- [What needs to be done] Print every entry, word for word, and skip the images.

- [Extracted material]
────────────────────

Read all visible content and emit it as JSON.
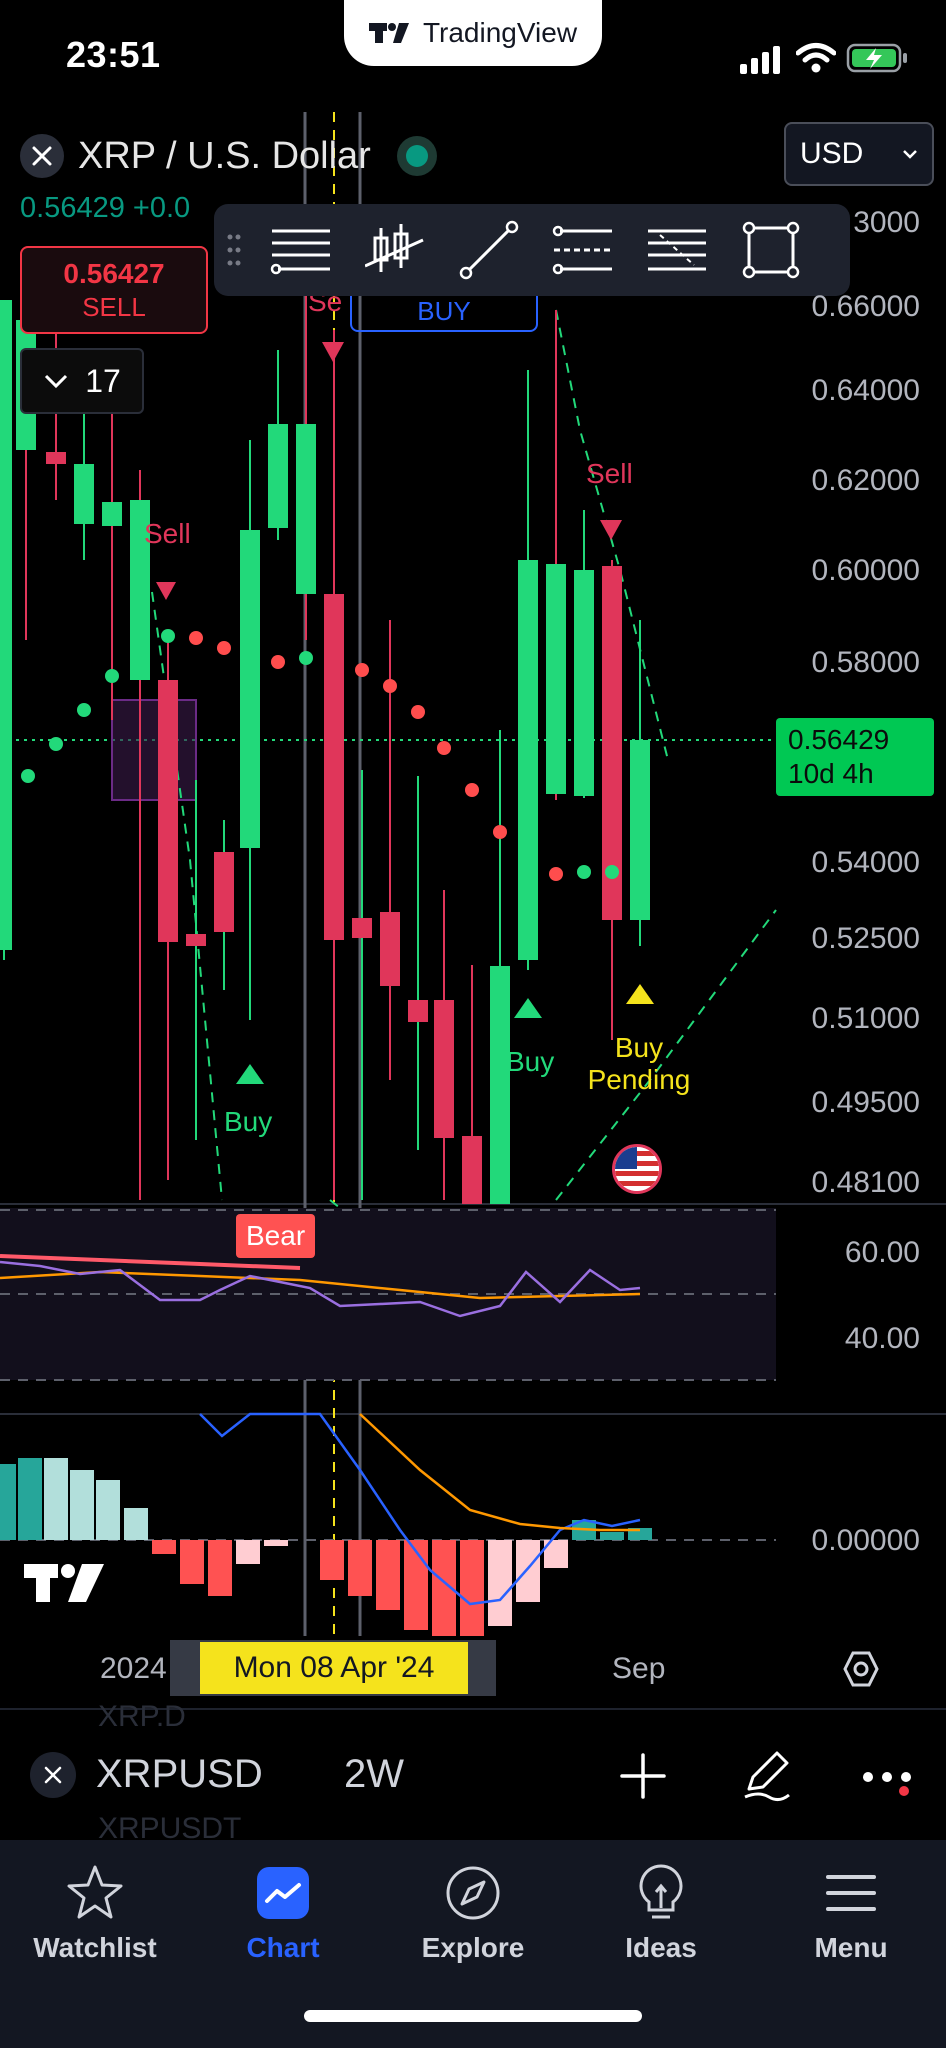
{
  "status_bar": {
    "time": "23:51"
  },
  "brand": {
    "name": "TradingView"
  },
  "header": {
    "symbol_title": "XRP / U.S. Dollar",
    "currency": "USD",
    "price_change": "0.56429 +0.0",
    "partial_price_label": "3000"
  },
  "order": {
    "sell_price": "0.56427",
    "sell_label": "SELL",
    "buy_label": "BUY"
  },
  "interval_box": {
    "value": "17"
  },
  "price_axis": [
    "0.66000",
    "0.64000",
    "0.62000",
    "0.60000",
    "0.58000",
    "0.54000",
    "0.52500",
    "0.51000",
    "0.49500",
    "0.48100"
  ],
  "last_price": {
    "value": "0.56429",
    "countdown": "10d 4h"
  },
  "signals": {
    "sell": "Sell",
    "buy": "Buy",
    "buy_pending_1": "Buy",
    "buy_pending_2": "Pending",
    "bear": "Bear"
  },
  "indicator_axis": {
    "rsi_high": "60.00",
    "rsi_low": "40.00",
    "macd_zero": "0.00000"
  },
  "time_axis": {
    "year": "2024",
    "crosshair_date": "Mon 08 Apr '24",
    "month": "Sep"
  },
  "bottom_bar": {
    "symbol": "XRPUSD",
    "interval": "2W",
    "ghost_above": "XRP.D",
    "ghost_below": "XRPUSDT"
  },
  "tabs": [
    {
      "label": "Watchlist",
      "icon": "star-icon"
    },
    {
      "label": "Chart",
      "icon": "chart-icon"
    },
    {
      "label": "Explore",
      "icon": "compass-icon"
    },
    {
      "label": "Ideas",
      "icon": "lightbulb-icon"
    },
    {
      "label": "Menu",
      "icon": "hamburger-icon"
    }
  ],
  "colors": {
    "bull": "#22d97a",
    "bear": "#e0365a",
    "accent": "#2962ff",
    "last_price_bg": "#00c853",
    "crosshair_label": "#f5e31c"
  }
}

────────────────────

- [Full solution]
Read all visible content and emit it as JSON.
{
  "status_bar": {
    "time": "23:51"
  },
  "brand": {
    "name": "TradingView"
  },
  "header": {
    "symbol_title": "XRP / U.S. Dollar",
    "currency": "USD",
    "price_change": "0.56429 +0.0",
    "partial_price_label": "3000"
  },
  "order": {
    "sell_price": "0.56427",
    "sell_label": "SELL",
    "buy_label": "BUY"
  },
  "interval_box": {
    "value": "17"
  },
  "price_axis": [
    "0.66000",
    "0.64000",
    "0.62000",
    "0.60000",
    "0.58000",
    "0.54000",
    "0.52500",
    "0.51000",
    "0.49500",
    "0.48100"
  ],
  "last_price": {
    "value": "0.56429",
    "countdown": "10d 4h"
  },
  "signals": {
    "sell": "Sell",
    "buy": "Buy",
    "buy_pending_1": "Buy",
    "buy_pending_2": "Pending",
    "bear": "Bear"
  },
  "indicator_axis": {
    "rsi_high": "60.00",
    "rsi_low": "40.00",
    "macd_zero": "0.00000"
  },
  "time_axis": {
    "year": "2024",
    "crosshair_date": "Mon 08 Apr '24",
    "month": "Sep"
  },
  "bottom_bar": {
    "symbol": "XRPUSD",
    "interval": "2W",
    "ghost_above": "XRP.D",
    "ghost_below": "XRPUSDT"
  },
  "tabs": [
    {
      "label": "Watchlist",
      "icon": "star-icon"
    },
    {
      "label": "Chart",
      "icon": "chart-icon"
    },
    {
      "label": "Explore",
      "icon": "compass-icon"
    },
    {
      "label": "Ideas",
      "icon": "lightbulb-icon"
    },
    {
      "label": "Menu",
      "icon": "hamburger-icon"
    }
  ],
  "colors": {
    "bull": "#22d97a",
    "bear": "#e0365a",
    "accent": "#2962ff",
    "last_price_bg": "#00c853",
    "crosshair_label": "#f5e31c"
  }
}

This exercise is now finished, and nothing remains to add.